◆ Work to be completed:
Write the data out again, character for character, with no images.

◆ Supplied data:
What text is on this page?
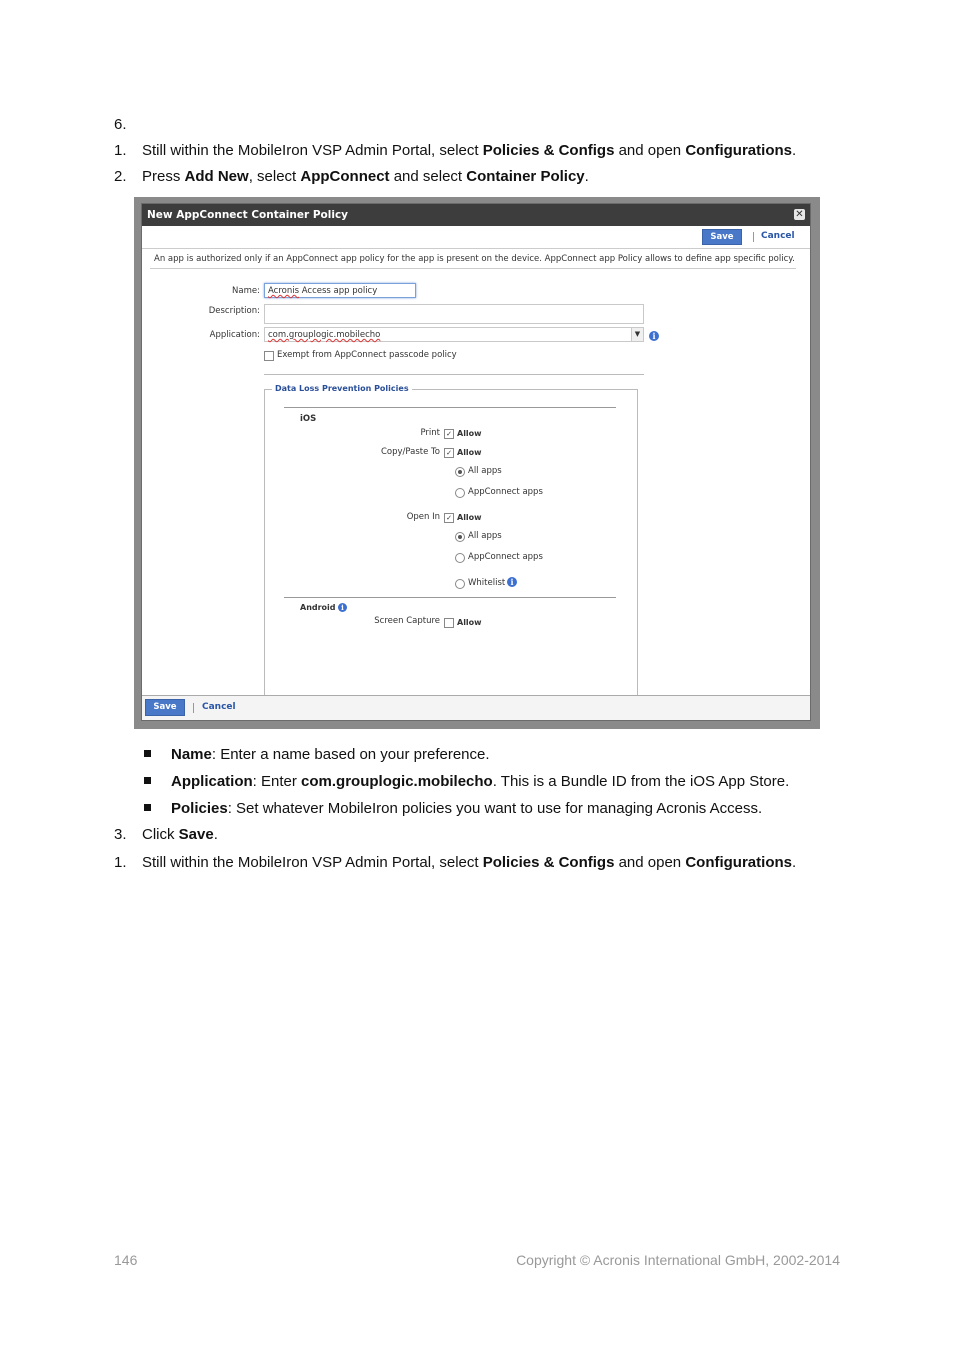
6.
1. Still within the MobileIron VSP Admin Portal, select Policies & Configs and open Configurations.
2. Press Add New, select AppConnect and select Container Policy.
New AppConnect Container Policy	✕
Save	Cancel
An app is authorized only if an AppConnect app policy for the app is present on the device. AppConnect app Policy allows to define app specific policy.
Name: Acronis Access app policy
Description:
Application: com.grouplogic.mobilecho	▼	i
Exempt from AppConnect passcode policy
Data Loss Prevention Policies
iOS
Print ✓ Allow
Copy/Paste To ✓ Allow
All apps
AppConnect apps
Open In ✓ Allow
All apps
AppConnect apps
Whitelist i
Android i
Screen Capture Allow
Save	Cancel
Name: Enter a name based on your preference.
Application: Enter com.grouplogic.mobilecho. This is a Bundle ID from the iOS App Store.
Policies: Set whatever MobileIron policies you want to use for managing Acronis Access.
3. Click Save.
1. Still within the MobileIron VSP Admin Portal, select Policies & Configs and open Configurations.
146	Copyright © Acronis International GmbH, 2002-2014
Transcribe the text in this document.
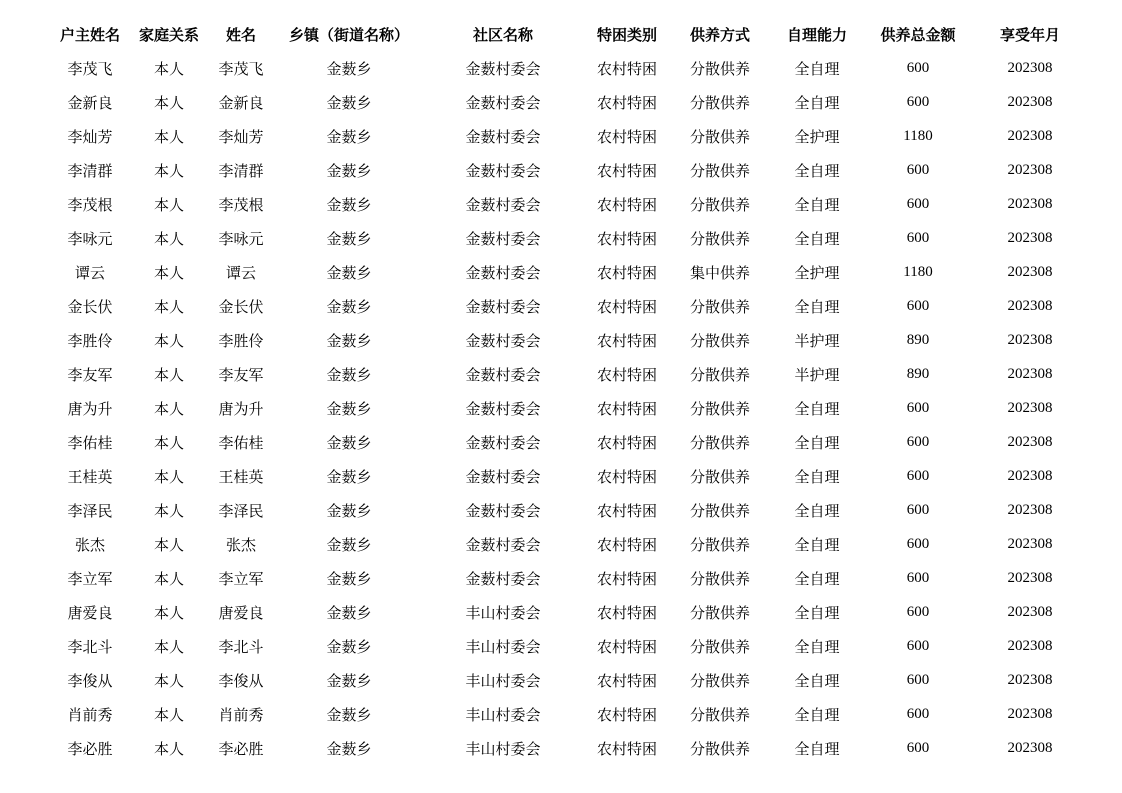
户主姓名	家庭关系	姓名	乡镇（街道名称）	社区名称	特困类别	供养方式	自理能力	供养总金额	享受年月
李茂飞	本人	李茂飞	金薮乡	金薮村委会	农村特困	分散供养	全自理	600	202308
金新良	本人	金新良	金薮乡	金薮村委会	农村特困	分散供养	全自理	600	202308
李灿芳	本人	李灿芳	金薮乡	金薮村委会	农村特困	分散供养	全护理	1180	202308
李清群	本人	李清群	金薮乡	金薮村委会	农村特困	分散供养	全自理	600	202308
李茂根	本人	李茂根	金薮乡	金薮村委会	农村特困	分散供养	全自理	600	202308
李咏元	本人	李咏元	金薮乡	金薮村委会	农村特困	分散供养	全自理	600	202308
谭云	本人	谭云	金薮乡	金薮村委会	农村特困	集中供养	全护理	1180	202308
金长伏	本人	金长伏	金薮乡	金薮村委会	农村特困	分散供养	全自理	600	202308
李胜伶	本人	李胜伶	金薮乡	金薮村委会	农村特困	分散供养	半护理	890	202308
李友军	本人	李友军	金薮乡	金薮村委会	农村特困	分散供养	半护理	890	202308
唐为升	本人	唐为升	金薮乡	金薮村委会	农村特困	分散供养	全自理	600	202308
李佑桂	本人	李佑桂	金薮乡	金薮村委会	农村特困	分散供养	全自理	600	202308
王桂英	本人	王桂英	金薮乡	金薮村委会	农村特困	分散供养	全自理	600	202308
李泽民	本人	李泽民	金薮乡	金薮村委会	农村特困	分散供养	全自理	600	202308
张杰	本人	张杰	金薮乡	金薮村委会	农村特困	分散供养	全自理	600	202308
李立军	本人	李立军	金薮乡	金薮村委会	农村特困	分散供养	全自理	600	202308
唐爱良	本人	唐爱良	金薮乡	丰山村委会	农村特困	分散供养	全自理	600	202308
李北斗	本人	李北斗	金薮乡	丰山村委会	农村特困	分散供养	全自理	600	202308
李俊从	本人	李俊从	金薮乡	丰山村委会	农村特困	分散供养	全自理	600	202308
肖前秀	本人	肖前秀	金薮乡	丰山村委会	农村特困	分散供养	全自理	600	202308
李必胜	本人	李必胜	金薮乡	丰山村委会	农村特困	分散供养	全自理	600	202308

◆ Full output:
What text is on this page?
6.
1. Still within the MobileIron VSP Admin Portal, select Policies & Configs and open Configurations.
2. Press Add New, select AppConnect and select Container Policy.
New AppConnect Container Policy	✕
Save	Cancel
An app is authorized only if an AppConnect app policy for the app is present on the device. AppConnect app Policy allows to define app specific policy.
Name: Acronis Access app policy
Description:
Application: com.grouplogic.mobilecho	▼	i
Exempt from AppConnect passcode policy
Data Loss Prevention Policies
iOS
Print ✓ Allow
Copy/Paste To ✓ Allow
All apps
AppConnect apps
Open In ✓ Allow
All apps
AppConnect apps
Whitelist i
Android i
Screen Capture Allow
Save	Cancel
Name: Enter a name based on your preference.
Application: Enter com.grouplogic.mobilecho. This is a Bundle ID from the iOS App Store.
Policies: Set whatever MobileIron policies you want to use for managing Acronis Access.
3. Click Save.
1. Still within the MobileIron VSP Admin Portal, select Policies & Configs and open Configurations.
146	Copyright © Acronis International GmbH, 2002-2014
Transcribe the text in this document.
户主姓名	家庭关系	姓名	乡镇（街道名称）	社区名称	特困类别	供养方式	自理能力	供养总金额	享受年月
李茂飞	本人	李茂飞	金薮乡	金薮村委会	农村特困	分散供养	全自理	600	202308
金新良	本人	金新良	金薮乡	金薮村委会	农村特困	分散供养	全自理	600	202308
李灿芳	本人	李灿芳	金薮乡	金薮村委会	农村特困	分散供养	全护理	1180	202308
李清群	本人	李清群	金薮乡	金薮村委会	农村特困	分散供养	全自理	600	202308
李茂根	本人	李茂根	金薮乡	金薮村委会	农村特困	分散供养	全自理	600	202308
李咏元	本人	李咏元	金薮乡	金薮村委会	农村特困	分散供养	全自理	600	202308
谭云	本人	谭云	金薮乡	金薮村委会	农村特困	集中供养	全护理	1180	202308
金长伏	本人	金长伏	金薮乡	金薮村委会	农村特困	分散供养	全自理	600	202308
李胜伶	本人	李胜伶	金薮乡	金薮村委会	农村特困	分散供养	半护理	890	202308
李友军	本人	李友军	金薮乡	金薮村委会	农村特困	分散供养	半护理	890	202308
唐为升	本人	唐为升	金薮乡	金薮村委会	农村特困	分散供养	全自理	600	202308
李佑桂	本人	李佑桂	金薮乡	金薮村委会	农村特困	分散供养	全自理	600	202308
王桂英	本人	王桂英	金薮乡	金薮村委会	农村特困	分散供养	全自理	600	202308
李泽民	本人	李泽民	金薮乡	金薮村委会	农村特困	分散供养	全自理	600	202308
张杰	本人	张杰	金薮乡	金薮村委会	农村特困	分散供养	全自理	600	202308
李立军	本人	李立军	金薮乡	金薮村委会	农村特困	分散供养	全自理	600	202308
唐爱良	本人	唐爱良	金薮乡	丰山村委会	农村特困	分散供养	全自理	600	202308
李北斗	本人	李北斗	金薮乡	丰山村委会	农村特困	分散供养	全自理	600	202308
李俊从	本人	李俊从	金薮乡	丰山村委会	农村特困	分散供养	全自理	600	202308
肖前秀	本人	肖前秀	金薮乡	丰山村委会	农村特困	分散供养	全自理	600	202308
李必胜	本人	李必胜	金薮乡	丰山村委会	农村特困	分散供养	全自理	600	202308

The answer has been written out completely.